***** Passage *****

New York City and state health officials have not coordinated an effective action plan to target the myriad contributors to maternal mortality.

Hemorrhaging, embolism, a hypertensive disorder and heart disease are the leading causes of maternal deaths, according to the New York State Department of Health. Other experts cite C-section-related complications.

Hypertension and pre-existing medical conditions that distress mothers are more prevalent among black women and are compounded during pregnancy. A third of black women who gave birth in New York City in 2008 had pre-pregnancy obesity, which many consider to be a pregnancy complication. Nearly 70 percent were on Medicaid, the federal health program for low-income people.

"As a result of increased poverty and likelihood to face chronic stress and poor access to quality care, black women are likely to enter their pregnancy having health factors that put them at risk," Kaplan said.

Greater Risk for Some Black Women

Data indicate that black Caribbean and African women living in New York City in particular have negative maternity experiences. Mothers from Guyana, Haiti, Trinidad, Jamaica and Nigeria are more likely to lose an infant than African American women. The stress of working-class immigrant life contributes to poor maternal health, as do fears of encountering a complicated hospital system, say some health leaders in New York City.

An income-strapped woman can obtain low-cost insurance in New York State and apply for a special Medicaid package once she is pregnant. But eight weeks after her delivery, that insurance stops and this may contribute to a mother’s health complications between pregnancies.

Setting aside the issues of limited access to medical care, low socio-economic status and inadequate-to-nonexistent health insurance, poor maternal health outcomes are still more common among black women, said Nereida Correa, medical director of MIC-Women’s Health Services, a community health program of Public Health Solutions in New York City.

Correa works with six women’s health centers in New York City that care for about 12,000 clients a year. Staff at these centers help women enroll in medical insurance, provide prenatal care and educate mothers before they go into labor about the symptoms of preeclampsia and high blood pressure.

"We have access to so much prenatal care and so many programs and we still have some of the biggest maternal health problems," Correa said.

C-Sections a Factor

Health leaders point to the rise of Cesarean sections to help explain the country’s increase in maternal mortality.

One-third of births are now by C-sections. Ten years ago that figure was 20 percent, almost double the level the World Health Organization recommends industrialized countries should not exceed, lest they cause more harm to mothers than good. Among Manhattan hospitals, 22 to 40 percent of births in were by C-section in 2007.

A C-section can take anywhere from two to 30 minutes and carries the risk of causing deadly blood clots, said Dr. Aaron Caughey, a perinatologist and the medical director for the Diabetes and Pregnancy Program at the University of California, San Francisco. Caughey led a 2008 report about "labor arrest," which found that most C-sections can be avoided if doctors wait a few more hours for a stalled labor to turn around.

"The proportion of women who actually ask for a C-section is in the 3-to-5 percent range," he said. But many health institutions, fearing liabilities, train obstetricians that if a woman doesn’t keep dilating after two hours of stalled labor, then it’s best to do a C-section.

We need to be wide open about maternal mortality, said Correa of MIC-Women’s Health Services, who also stressed the value of community-level health services that target women long before they enter a hospital.

"Most hospitals are worried that they would have to face liabilities. But we shouldn’t be worried about liabilities when it comes to protecting our women against dying in childbirth," she said.

***** Provided material *****

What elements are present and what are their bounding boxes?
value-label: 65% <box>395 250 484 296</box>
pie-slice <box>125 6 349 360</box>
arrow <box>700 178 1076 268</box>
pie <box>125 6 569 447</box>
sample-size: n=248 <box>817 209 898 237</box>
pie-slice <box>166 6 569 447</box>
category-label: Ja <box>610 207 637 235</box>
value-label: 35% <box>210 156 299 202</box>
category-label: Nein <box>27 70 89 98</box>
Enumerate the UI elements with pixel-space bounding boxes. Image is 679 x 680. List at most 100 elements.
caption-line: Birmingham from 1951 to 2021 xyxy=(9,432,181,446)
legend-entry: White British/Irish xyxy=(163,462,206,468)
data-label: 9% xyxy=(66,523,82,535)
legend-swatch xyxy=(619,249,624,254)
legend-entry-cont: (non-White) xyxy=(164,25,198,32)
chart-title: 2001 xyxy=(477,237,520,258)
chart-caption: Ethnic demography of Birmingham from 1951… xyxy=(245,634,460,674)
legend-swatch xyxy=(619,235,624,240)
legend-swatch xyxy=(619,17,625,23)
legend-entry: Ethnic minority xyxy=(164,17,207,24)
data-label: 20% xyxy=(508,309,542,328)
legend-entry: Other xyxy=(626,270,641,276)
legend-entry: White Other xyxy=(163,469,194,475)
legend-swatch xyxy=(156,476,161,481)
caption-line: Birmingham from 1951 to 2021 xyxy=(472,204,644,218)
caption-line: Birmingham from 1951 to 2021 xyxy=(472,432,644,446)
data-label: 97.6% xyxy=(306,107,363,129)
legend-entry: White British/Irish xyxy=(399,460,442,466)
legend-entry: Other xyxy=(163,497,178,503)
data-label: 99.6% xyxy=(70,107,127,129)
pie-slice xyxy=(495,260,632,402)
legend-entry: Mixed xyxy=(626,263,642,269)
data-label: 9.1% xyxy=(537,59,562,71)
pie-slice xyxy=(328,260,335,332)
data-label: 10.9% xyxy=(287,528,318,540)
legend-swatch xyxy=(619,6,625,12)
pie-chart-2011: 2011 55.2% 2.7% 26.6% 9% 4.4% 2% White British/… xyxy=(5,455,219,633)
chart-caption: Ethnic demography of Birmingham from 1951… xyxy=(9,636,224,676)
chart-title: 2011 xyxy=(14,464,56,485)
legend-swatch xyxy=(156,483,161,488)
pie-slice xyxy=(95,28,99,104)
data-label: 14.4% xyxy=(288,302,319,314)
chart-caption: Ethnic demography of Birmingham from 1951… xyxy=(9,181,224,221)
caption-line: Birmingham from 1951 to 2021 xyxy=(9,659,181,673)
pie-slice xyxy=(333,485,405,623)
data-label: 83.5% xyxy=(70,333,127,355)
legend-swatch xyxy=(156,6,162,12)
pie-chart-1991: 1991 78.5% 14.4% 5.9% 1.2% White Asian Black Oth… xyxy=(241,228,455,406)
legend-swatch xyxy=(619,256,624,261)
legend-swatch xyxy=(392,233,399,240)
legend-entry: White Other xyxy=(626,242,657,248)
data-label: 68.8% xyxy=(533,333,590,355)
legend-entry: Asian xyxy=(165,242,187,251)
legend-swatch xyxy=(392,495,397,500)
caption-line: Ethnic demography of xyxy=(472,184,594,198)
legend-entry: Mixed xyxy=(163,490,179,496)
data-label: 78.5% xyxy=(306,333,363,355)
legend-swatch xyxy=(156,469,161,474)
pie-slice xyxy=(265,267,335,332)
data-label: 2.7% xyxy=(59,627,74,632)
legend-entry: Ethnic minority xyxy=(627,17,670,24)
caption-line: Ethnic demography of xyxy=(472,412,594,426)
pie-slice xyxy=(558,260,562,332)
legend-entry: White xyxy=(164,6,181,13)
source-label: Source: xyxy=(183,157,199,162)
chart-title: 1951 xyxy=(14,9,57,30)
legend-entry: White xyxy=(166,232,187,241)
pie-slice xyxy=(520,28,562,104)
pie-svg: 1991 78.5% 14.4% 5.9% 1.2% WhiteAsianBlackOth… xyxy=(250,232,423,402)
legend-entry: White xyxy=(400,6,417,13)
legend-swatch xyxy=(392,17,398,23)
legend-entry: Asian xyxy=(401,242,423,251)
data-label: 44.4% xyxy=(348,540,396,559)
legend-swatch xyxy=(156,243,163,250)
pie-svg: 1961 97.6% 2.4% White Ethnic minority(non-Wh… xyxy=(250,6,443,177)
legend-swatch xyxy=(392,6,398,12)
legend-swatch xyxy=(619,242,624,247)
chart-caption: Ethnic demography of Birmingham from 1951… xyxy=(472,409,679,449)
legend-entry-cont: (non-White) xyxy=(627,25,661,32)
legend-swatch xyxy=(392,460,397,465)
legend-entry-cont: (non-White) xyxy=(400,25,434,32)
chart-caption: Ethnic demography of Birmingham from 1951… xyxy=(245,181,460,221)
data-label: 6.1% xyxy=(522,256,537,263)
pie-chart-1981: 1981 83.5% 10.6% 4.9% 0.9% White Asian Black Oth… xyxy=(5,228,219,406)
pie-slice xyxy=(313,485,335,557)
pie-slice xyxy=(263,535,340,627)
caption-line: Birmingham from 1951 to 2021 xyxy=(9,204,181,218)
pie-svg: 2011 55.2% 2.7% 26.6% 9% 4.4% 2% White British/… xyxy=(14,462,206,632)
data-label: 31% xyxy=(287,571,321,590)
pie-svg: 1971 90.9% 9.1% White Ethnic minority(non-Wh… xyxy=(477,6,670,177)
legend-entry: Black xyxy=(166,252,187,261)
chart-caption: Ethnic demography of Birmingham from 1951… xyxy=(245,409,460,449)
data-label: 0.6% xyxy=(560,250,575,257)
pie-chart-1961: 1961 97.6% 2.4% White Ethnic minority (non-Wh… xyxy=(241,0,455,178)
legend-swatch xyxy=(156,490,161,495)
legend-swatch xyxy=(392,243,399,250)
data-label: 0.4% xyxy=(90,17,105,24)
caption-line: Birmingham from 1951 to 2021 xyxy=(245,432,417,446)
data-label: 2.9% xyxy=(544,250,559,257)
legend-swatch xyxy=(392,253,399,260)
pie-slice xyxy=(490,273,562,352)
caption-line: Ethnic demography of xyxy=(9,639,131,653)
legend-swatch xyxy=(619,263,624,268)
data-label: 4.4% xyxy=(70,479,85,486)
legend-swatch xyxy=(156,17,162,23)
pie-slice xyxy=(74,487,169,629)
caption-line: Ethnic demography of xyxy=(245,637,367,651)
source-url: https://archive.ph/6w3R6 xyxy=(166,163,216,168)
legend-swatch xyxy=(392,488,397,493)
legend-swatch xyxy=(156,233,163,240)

*****

*What this exercise asks*.
1) Extract the portion of the maternal mortality passage running from "Setting aside the" up to and including "high blood pressure.".
2) Condense the paragraph of the maternal mortality passage that begins "A C-section can take anywhere" into a short bulleted list that keeps its main facts.

*Answer list*.
1)
Setting aside the issues of limited access to medical care, low socio-economic status and inadequate-to-nonexistent health insurance, poor maternal health outcomes are still more common among black women, said Nereida Correa, medical director of MIC-Women’s Health Services, a community health program of Public Health Solutions in New York City.

Correa works with six women’s health centers in New York City that care for about 12,000 clients a year. Staff at these centers help women enroll in medical insurance, provide prenatal care and educate mothers before they go into labor about the symptoms of preeclampsia and high blood pressure.

2)
- A C-section takes two to 30 minutes and can cause deadly blood clots, according to Dr. Aaron Caughey, a perinatologist and medical director of the Diabetes and Pregnancy Program at the University of California, San Francisco.
- Caughey led a 2008 report on "labor arrest."
- The report found that most C-sections can be avoided if doctors wait a few more hours for a stalled labor to turn around.